START

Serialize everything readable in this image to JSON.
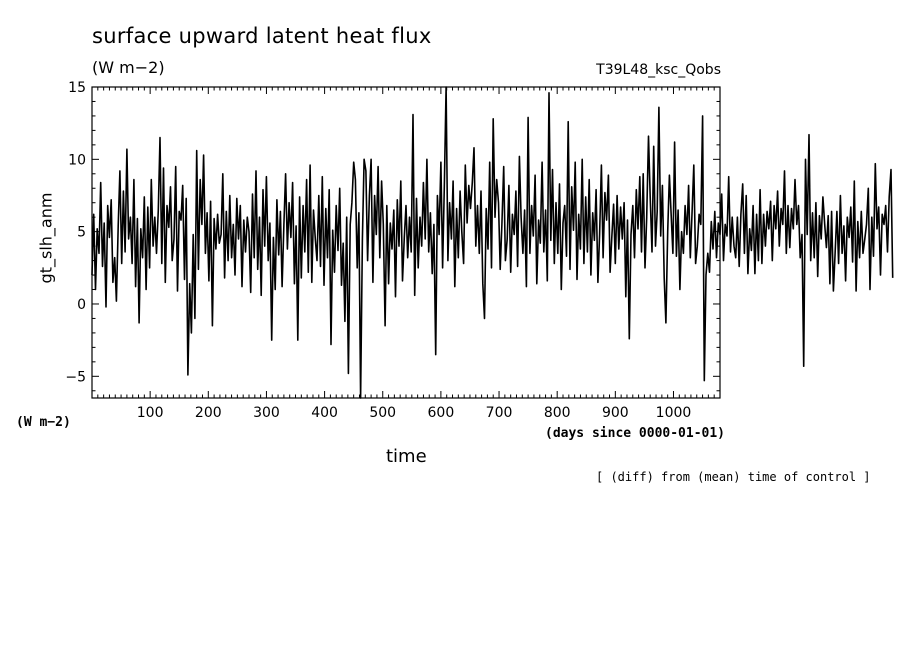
{
  "chart_data": {
    "type": "line",
    "title": "surface upward latent heat flux",
    "units": "(W m−2)",
    "run_label": "T39L48_ksc_Qobs",
    "xlabel": "time",
    "xunits": "(days since 0000-01-01)",
    "ylabel": "gt_slh_anm",
    "yunits": "(W m−2)",
    "note": "[ (diff) from (mean) time of control ]",
    "xlim": [
      0,
      1080
    ],
    "ylim": [
      -6.5,
      15
    ],
    "xticks": [
      100,
      200,
      300,
      400,
      500,
      600,
      700,
      800,
      900,
      1000
    ],
    "xtick_labels": [
      "100",
      "200",
      "300",
      "400",
      "500",
      "600",
      "700",
      "800",
      "900",
      "1000"
    ],
    "yticks": [
      -5,
      0,
      5,
      10,
      15
    ],
    "ytick_labels": [
      "−5",
      "0",
      "5",
      "10",
      "15"
    ],
    "series": [
      {
        "x_start": 0,
        "x_step": 3,
        "color": "#000000",
        "y": [
          2.0,
          6.2,
          1.0,
          5.2,
          3.5,
          8.4,
          2.6,
          5.6,
          -0.2,
          6.8,
          4.6,
          7.2,
          1.5,
          3.2,
          0.2,
          5.4,
          9.2,
          2.8,
          7.8,
          3.6,
          10.7,
          4.5,
          6.0,
          2.8,
          8.6,
          1.2,
          5.9,
          -1.3,
          5.2,
          3.2,
          7.4,
          1.0,
          6.7,
          2.5,
          8.6,
          4.0,
          6.0,
          3.5,
          6.5,
          11.5,
          2.8,
          9.4,
          1.5,
          6.8,
          5.3,
          8.1,
          3.0,
          4.5,
          9.5,
          0.9,
          6.4,
          5.8,
          8.2,
          1.7,
          7.3,
          -4.9,
          1.4,
          -2.0,
          4.8,
          -1.0,
          10.6,
          2.4,
          8.6,
          5.5,
          10.3,
          3.5,
          6.3,
          1.6,
          7.1,
          -1.5,
          5.9,
          3.8,
          6.2,
          4.2,
          4.8,
          9.0,
          1.8,
          6.4,
          3.0,
          7.5,
          3.2,
          5.5,
          2.0,
          7.3,
          4.5,
          6.8,
          1.2,
          5.8,
          3.6,
          6.0,
          5.0,
          0.8,
          7.6,
          3.2,
          9.2,
          2.4,
          6.0,
          0.6,
          7.9,
          4.0,
          8.8,
          3.0,
          5.6,
          -2.5,
          4.6,
          1.0,
          7.2,
          3.4,
          6.4,
          1.2,
          5.5,
          9.0,
          3.8,
          7.0,
          4.6,
          8.4,
          1.4,
          5.4,
          -2.5,
          7.4,
          1.8,
          6.8,
          3.6,
          8.6,
          2.2,
          9.6,
          1.5,
          6.5,
          4.5,
          3.0,
          7.5,
          2.6,
          8.8,
          1.3,
          6.6,
          3.2,
          7.9,
          -2.8,
          5.1,
          2.2,
          6.8,
          3.7,
          8.0,
          1.3,
          4.2,
          -1.2,
          6.0,
          -4.8,
          5.5,
          7.0,
          9.8,
          8.6,
          2.5,
          6.3,
          -6.5,
          4.5,
          10.0,
          9.2,
          3.0,
          7.5,
          10.0,
          1.5,
          7.5,
          4.8,
          9.5,
          3.2,
          8.5,
          5.5,
          -1.5,
          6.8,
          1.4,
          5.6,
          3.8,
          6.5,
          0.5,
          7.2,
          4.0,
          8.5,
          1.6,
          4.6,
          6.8,
          3.2,
          6.0,
          3.6,
          13.1,
          0.6,
          7.3,
          2.5,
          6.0,
          4.0,
          8.4,
          4.5,
          10.0,
          3.6,
          6.3,
          2.1,
          5.5,
          -3.5,
          7.5,
          4.8,
          9.8,
          2.5,
          8.4,
          15.0,
          3.0,
          7.0,
          4.5,
          8.5,
          1.2,
          6.6,
          3.2,
          7.8,
          5.0,
          2.8,
          9.6,
          5.6,
          8.2,
          6.6,
          8.4,
          10.8,
          4.0,
          6.8,
          3.5,
          7.8,
          1.4,
          -1.0,
          6.6,
          3.8,
          9.8,
          2.5,
          12.8,
          6.0,
          8.6,
          7.0,
          2.4,
          5.5,
          9.5,
          3.0,
          4.5,
          8.2,
          2.2,
          6.2,
          4.8,
          7.8,
          2.6,
          10.2,
          6.0,
          3.5,
          6.5,
          1.2,
          12.9,
          3.5,
          6.8,
          4.7,
          8.9,
          1.4,
          5.8,
          4.2,
          9.8,
          3.6,
          6.5,
          1.6,
          14.6,
          4.4,
          9.3,
          2.8,
          7.0,
          3.5,
          8.3,
          1.0,
          5.6,
          6.8,
          3.3,
          12.6,
          2.4,
          8.1,
          5.1,
          9.8,
          1.7,
          6.2,
          3.8,
          10.0,
          2.8,
          7.4,
          3.6,
          8.6,
          2.0,
          6.3,
          4.4,
          7.9,
          1.5,
          4.8,
          9.6,
          3.2,
          7.7,
          5.8,
          8.9,
          2.2,
          4.6,
          6.9,
          2.8,
          7.5,
          3.8,
          6.7,
          4.5,
          7.0,
          0.5,
          5.8,
          -2.4,
          4.8,
          6.8,
          3.2,
          7.9,
          5.2,
          8.8,
          3.6,
          9.0,
          2.5,
          6.0,
          11.6,
          7.4,
          3.6,
          10.9,
          4.0,
          6.4,
          13.6,
          4.7,
          8.2,
          1.8,
          -1.3,
          5.0,
          8.9,
          6.1,
          3.5,
          11.2,
          3.3,
          6.5,
          1.0,
          5.0,
          3.5,
          6.8,
          4.8,
          8.2,
          3.2,
          6.4,
          9.6,
          2.8,
          4.0,
          6.2,
          5.5,
          13.0,
          -5.3,
          2.0,
          3.5,
          2.2,
          5.7,
          3.8,
          6.4,
          3.2,
          5.6,
          4.8,
          7.6,
          3.0,
          5.5,
          4.7,
          8.8,
          3.6,
          6.0,
          4.0,
          3.2,
          6.0,
          2.6,
          6.2,
          8.3,
          3.5,
          7.5,
          2.1,
          5.2,
          3.7,
          6.8,
          2.1,
          6.2,
          3.0,
          7.9,
          2.8,
          6.2,
          4.0,
          6.4,
          5.2,
          7.1,
          3.0,
          6.8,
          5.2,
          7.8,
          4.0,
          6.6,
          5.5,
          9.2,
          3.5,
          6.8,
          3.9,
          6.6,
          5.2,
          8.6,
          5.5,
          6.8,
          3.2,
          4.8,
          -4.3,
          10.0,
          4.8,
          11.7,
          3.0,
          6.3,
          3.2,
          7.0,
          1.9,
          6.1,
          4.5,
          7.4,
          5.5,
          3.9,
          6.1,
          1.4,
          6.4,
          0.9,
          3.5,
          6.4,
          2.8,
          7.5,
          3.5,
          5.4,
          1.6,
          6.0,
          4.6,
          6.7,
          2.9,
          8.5,
          0.9,
          5.7,
          3.2,
          6.4,
          3.5,
          4.5,
          5.5,
          8.0,
          1.0,
          6.0,
          3.3,
          9.7,
          5.2,
          6.7,
          2.0,
          6.2,
          5.5,
          6.8,
          3.6,
          7.4,
          9.3,
          1.8
        ]
      }
    ],
    "grid": false,
    "legend": "none"
  }
}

END

— The task —
Write out the entries above word for word. Do not include the pictures.

— Solution to this problem —
Serialize everything readable in this image to JSON.
{
  "chart_data": {
    "type": "line",
    "title": "surface upward latent heat flux",
    "units": "(W m−2)",
    "run_label": "T39L48_ksc_Qobs",
    "xlabel": "time",
    "xunits": "(days since 0000-01-01)",
    "ylabel": "gt_slh_anm",
    "yunits": "(W m−2)",
    "note": "[ (diff) from (mean) time of control ]",
    "xlim": [
      0,
      1080
    ],
    "ylim": [
      -6.5,
      15
    ],
    "xticks": [
      100,
      200,
      300,
      400,
      500,
      600,
      700,
      800,
      900,
      1000
    ],
    "xtick_labels": [
      "100",
      "200",
      "300",
      "400",
      "500",
      "600",
      "700",
      "800",
      "900",
      "1000"
    ],
    "yticks": [
      -5,
      0,
      5,
      10,
      15
    ],
    "ytick_labels": [
      "−5",
      "0",
      "5",
      "10",
      "15"
    ],
    "series": [
      {
        "x_start": 0,
        "x_step": 3,
        "color": "#000000",
        "y": [
          2.0,
          6.2,
          1.0,
          5.2,
          3.5,
          8.4,
          2.6,
          5.6,
          -0.2,
          6.8,
          4.6,
          7.2,
          1.5,
          3.2,
          0.2,
          5.4,
          9.2,
          2.8,
          7.8,
          3.6,
          10.7,
          4.5,
          6.0,
          2.8,
          8.6,
          1.2,
          5.9,
          -1.3,
          5.2,
          3.2,
          7.4,
          1.0,
          6.7,
          2.5,
          8.6,
          4.0,
          6.0,
          3.5,
          6.5,
          11.5,
          2.8,
          9.4,
          1.5,
          6.8,
          5.3,
          8.1,
          3.0,
          4.5,
          9.5,
          0.9,
          6.4,
          5.8,
          8.2,
          1.7,
          7.3,
          -4.9,
          1.4,
          -2.0,
          4.8,
          -1.0,
          10.6,
          2.4,
          8.6,
          5.5,
          10.3,
          3.5,
          6.3,
          1.6,
          7.1,
          -1.5,
          5.9,
          3.8,
          6.2,
          4.2,
          4.8,
          9.0,
          1.8,
          6.4,
          3.0,
          7.5,
          3.2,
          5.5,
          2.0,
          7.3,
          4.5,
          6.8,
          1.2,
          5.8,
          3.6,
          6.0,
          5.0,
          0.8,
          7.6,
          3.2,
          9.2,
          2.4,
          6.0,
          0.6,
          7.9,
          4.0,
          8.8,
          3.0,
          5.6,
          -2.5,
          4.6,
          1.0,
          7.2,
          3.4,
          6.4,
          1.2,
          5.5,
          9.0,
          3.8,
          7.0,
          4.6,
          8.4,
          1.4,
          5.4,
          -2.5,
          7.4,
          1.8,
          6.8,
          3.6,
          8.6,
          2.2,
          9.6,
          1.5,
          6.5,
          4.5,
          3.0,
          7.5,
          2.6,
          8.8,
          1.3,
          6.6,
          3.2,
          7.9,
          -2.8,
          5.1,
          2.2,
          6.8,
          3.7,
          8.0,
          1.3,
          4.2,
          -1.2,
          6.0,
          -4.8,
          5.5,
          7.0,
          9.8,
          8.6,
          2.5,
          6.3,
          -6.5,
          4.5,
          10.0,
          9.2,
          3.0,
          7.5,
          10.0,
          1.5,
          7.5,
          4.8,
          9.5,
          3.2,
          8.5,
          5.5,
          -1.5,
          6.8,
          1.4,
          5.6,
          3.8,
          6.5,
          0.5,
          7.2,
          4.0,
          8.5,
          1.6,
          4.6,
          6.8,
          3.2,
          6.0,
          3.6,
          13.1,
          0.6,
          7.3,
          2.5,
          6.0,
          4.0,
          8.4,
          4.5,
          10.0,
          3.6,
          6.3,
          2.1,
          5.5,
          -3.5,
          7.5,
          4.8,
          9.8,
          2.5,
          8.4,
          15.0,
          3.0,
          7.0,
          4.5,
          8.5,
          1.2,
          6.6,
          3.2,
          7.8,
          5.0,
          2.8,
          9.6,
          5.6,
          8.2,
          6.6,
          8.4,
          10.8,
          4.0,
          6.8,
          3.5,
          7.8,
          1.4,
          -1.0,
          6.6,
          3.8,
          9.8,
          2.5,
          12.8,
          6.0,
          8.6,
          7.0,
          2.4,
          5.5,
          9.5,
          3.0,
          4.5,
          8.2,
          2.2,
          6.2,
          4.8,
          7.8,
          2.6,
          10.2,
          6.0,
          3.5,
          6.5,
          1.2,
          12.9,
          3.5,
          6.8,
          4.7,
          8.9,
          1.4,
          5.8,
          4.2,
          9.8,
          3.6,
          6.5,
          1.6,
          14.6,
          4.4,
          9.3,
          2.8,
          7.0,
          3.5,
          8.3,
          1.0,
          5.6,
          6.8,
          3.3,
          12.6,
          2.4,
          8.1,
          5.1,
          9.8,
          1.7,
          6.2,
          3.8,
          10.0,
          2.8,
          7.4,
          3.6,
          8.6,
          2.0,
          6.3,
          4.4,
          7.9,
          1.5,
          4.8,
          9.6,
          3.2,
          7.7,
          5.8,
          8.9,
          2.2,
          4.6,
          6.9,
          2.8,
          7.5,
          3.8,
          6.7,
          4.5,
          7.0,
          0.5,
          5.8,
          -2.4,
          4.8,
          6.8,
          3.2,
          7.9,
          5.2,
          8.8,
          3.6,
          9.0,
          2.5,
          6.0,
          11.6,
          7.4,
          3.6,
          10.9,
          4.0,
          6.4,
          13.6,
          4.7,
          8.2,
          1.8,
          -1.3,
          5.0,
          8.9,
          6.1,
          3.5,
          11.2,
          3.3,
          6.5,
          1.0,
          5.0,
          3.5,
          6.8,
          4.8,
          8.2,
          3.2,
          6.4,
          9.6,
          2.8,
          4.0,
          6.2,
          5.5,
          13.0,
          -5.3,
          2.0,
          3.5,
          2.2,
          5.7,
          3.8,
          6.4,
          3.2,
          5.6,
          4.8,
          7.6,
          3.0,
          5.5,
          4.7,
          8.8,
          3.6,
          6.0,
          4.0,
          3.2,
          6.0,
          2.6,
          6.2,
          8.3,
          3.5,
          7.5,
          2.1,
          5.2,
          3.7,
          6.8,
          2.1,
          6.2,
          3.0,
          7.9,
          2.8,
          6.2,
          4.0,
          6.4,
          5.2,
          7.1,
          3.0,
          6.8,
          5.2,
          7.8,
          4.0,
          6.6,
          5.5,
          9.2,
          3.5,
          6.8,
          3.9,
          6.6,
          5.2,
          8.6,
          5.5,
          6.8,
          3.2,
          4.8,
          -4.3,
          10.0,
          4.8,
          11.7,
          3.0,
          6.3,
          3.2,
          7.0,
          1.9,
          6.1,
          4.5,
          7.4,
          5.5,
          3.9,
          6.1,
          1.4,
          6.4,
          0.9,
          3.5,
          6.4,
          2.8,
          7.5,
          3.5,
          5.4,
          1.6,
          6.0,
          4.6,
          6.7,
          2.9,
          8.5,
          0.9,
          5.7,
          3.2,
          6.4,
          3.5,
          4.5,
          5.5,
          8.0,
          1.0,
          6.0,
          3.3,
          9.7,
          5.2,
          6.7,
          2.0,
          6.2,
          5.5,
          6.8,
          3.6,
          7.4,
          9.3,
          1.8
        ]
      }
    ],
    "grid": false,
    "legend": "none"
  }
}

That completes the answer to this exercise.